SOURCE RECORDS ▸
○ ○ ○ ○
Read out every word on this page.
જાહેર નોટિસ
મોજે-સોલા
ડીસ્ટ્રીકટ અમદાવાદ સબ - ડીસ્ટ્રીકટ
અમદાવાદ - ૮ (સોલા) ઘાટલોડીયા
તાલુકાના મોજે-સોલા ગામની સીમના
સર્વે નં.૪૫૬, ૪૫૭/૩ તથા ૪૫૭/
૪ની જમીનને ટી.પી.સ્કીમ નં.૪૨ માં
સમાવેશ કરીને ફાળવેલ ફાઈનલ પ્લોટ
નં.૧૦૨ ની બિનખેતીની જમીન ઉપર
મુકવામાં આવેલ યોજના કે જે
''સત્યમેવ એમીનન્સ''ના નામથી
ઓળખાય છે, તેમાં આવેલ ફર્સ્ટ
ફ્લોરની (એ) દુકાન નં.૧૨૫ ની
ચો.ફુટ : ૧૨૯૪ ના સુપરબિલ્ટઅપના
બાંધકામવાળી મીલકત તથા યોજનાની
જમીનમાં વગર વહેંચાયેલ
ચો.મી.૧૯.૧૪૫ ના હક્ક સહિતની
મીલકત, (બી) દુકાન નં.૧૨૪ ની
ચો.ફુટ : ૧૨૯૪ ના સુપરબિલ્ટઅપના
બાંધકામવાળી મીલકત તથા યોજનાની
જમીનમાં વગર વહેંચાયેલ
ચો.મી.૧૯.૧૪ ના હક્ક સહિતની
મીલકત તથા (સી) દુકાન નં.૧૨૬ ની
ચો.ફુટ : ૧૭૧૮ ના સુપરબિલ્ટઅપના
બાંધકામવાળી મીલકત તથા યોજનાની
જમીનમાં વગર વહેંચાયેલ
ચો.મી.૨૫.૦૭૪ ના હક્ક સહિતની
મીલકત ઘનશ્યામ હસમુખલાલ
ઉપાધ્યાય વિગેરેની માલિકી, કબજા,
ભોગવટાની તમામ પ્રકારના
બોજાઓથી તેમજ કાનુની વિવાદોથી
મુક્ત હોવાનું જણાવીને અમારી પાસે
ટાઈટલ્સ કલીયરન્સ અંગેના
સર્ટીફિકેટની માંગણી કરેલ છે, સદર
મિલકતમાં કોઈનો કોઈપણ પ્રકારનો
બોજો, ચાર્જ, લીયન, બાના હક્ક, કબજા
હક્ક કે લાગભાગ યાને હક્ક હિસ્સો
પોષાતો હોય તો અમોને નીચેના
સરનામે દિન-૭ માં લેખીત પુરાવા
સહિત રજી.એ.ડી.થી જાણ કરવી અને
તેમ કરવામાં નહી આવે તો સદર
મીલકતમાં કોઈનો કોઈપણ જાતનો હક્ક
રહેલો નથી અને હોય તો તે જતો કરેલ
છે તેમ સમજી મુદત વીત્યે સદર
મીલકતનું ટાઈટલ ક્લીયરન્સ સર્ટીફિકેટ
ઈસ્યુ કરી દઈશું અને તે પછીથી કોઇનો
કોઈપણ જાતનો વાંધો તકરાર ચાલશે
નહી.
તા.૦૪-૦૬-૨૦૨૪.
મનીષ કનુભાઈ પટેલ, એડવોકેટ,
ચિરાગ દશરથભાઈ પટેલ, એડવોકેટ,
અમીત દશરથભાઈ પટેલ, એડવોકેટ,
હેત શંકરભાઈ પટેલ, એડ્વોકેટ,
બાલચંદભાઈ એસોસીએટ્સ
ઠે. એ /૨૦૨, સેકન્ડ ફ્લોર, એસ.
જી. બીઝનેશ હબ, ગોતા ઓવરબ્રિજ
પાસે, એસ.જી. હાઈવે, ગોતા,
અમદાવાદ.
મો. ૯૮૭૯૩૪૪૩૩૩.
○ ○ ○ ○
YOUR GOAL ▸ Each line of the listing should be copied exactly.

CORRECT RESULT ▸
Read out every word on this page.
જાહેર નોટિસ
મોજે-સોલા
ડીસ્ટ્રીકટ અમદાવાદ સબ - ડીસ્ટ્રીકટ
અમદાવાદ - ૮ (સોલા) ઘાટલોડીયા
તાલુકાના મોજે-સોલા ગામની સીમના
સર્વે નં.૪૫૬, ૪૫૭/૩ તથા ૪૫૭/
૪ની જમીનને ટી.પી.સ્કીમ નં.૪૨ માં
સમાવેશ કરીને ફાળવેલ ફાઈનલ પ્લોટ
નં.૧૦૨ ની બિનખેતીની જમીન ઉપર
મુકવામાં આવેલ યોજના કે જે
''સત્યમેવ એમીનન્સ''ના નામથી
ઓળખાય છે, તેમાં આવેલ ફર્સ્ટ
ફ્લોરની (એ) દુકાન નં.૧૨૫ ની
ચો.ફુટ : ૧૨૯૪ ના સુપરબિલ્ટઅપના
બાંધકામવાળી મીલકત તથા યોજનાની
જમીનમાં વગર વહેંચાયેલ
ચો.મી.૧૯.૧૪૫ ના હક્ક સહિતની
મીલકત, (બી) દુકાન નં.૧૨૪ ની
ચો.ફુટ : ૧૨૯૪ ના સુપરબિલ્ટઅપના
બાંધકામવાળી મીલકત તથા યોજનાની
જમીનમાં વગર વહેંચાયેલ
ચો.મી.૧૯.૧૪ ના હક્ક સહિતની
મીલકત તથા (સી) દુકાન નં.૧૨૬ ની
ચો.ફુટ : ૧૭૧૮ ના સુપરબિલ્ટઅપના
બાંધકામવાળી મીલકત તથા યોજનાની
જમીનમાં વગર વહેંચાયેલ
ચો.મી.૨૫.૦૭૪ ના હક્ક સહિતની
મીલકત ઘનશ્યામ હસમુખલાલ
ઉપાધ્યાય વિગેરેની માલિકી, કબજા,
ભોગવટાની તમામ પ્રકારના
બોજાઓથી તેમજ કાનુની વિવાદોથી
મુક્ત હોવાનું જણાવીને અમારી પાસે
ટાઈટલ્સ કલીયરન્સ અંગેના
સર્ટીફિકેટની માંગણી કરેલ છે, સદર
મિલકતમાં કોઈનો કોઈપણ પ્રકારનો
બોજો, ચાર્જ, લીયન, બાના હક્ક, કબજા
હક્ક કે લાગભાગ યાને હક્ક હિસ્સો
પોષાતો હોય તો અમોને નીચેના
સરનામે દિન-૭ માં લેખીત પુરાવા
સહિત રજી.એ.ડી.થી જાણ કરવી અને
તેમ કરવામાં નહી આવે તો સદર
મીલકતમાં કોઈનો કોઈપણ જાતનો હક્ક
રહેલો નથી અને હોય તો તે જતો કરેલ
છે તેમ સમજી મુદત વીત્યે સદર
મીલકતનું ટાઈટલ ક્લીયરન્સ સર્ટીફિકેટ
ઈસ્યુ કરી દઈશું અને તે પછીથી કોઇનો
કોઈપણ જાતનો વાંધો તકરાર ચાલશે
નહી.
તા.૦૪-૦૬-૨૦૨૪.
મનીષ કનુભાઈ પટેલ, એડવોકેટ,
ચિરાગ દશરથભાઈ પટેલ, એડવોકેટ,
અમીત દશરથભાઈ પટેલ, એડવોકેટ,
હેત શંકરભાઈ પટેલ, એડ્વોકેટ,
બાલચંદભાઈ એસોસીએટ્સ
ઠે. એ /૨૦૨, સેકન્ડ ફ્લોર, એસ.
જી. બીઝનેશ હબ, ગોતા ઓવરબ્રિજ
પાસે, એસ.જી. હાઈવે, ગોતા,
અમદાવાદ.
મો. ૯૮૭૯૩૪૪૩૩૩.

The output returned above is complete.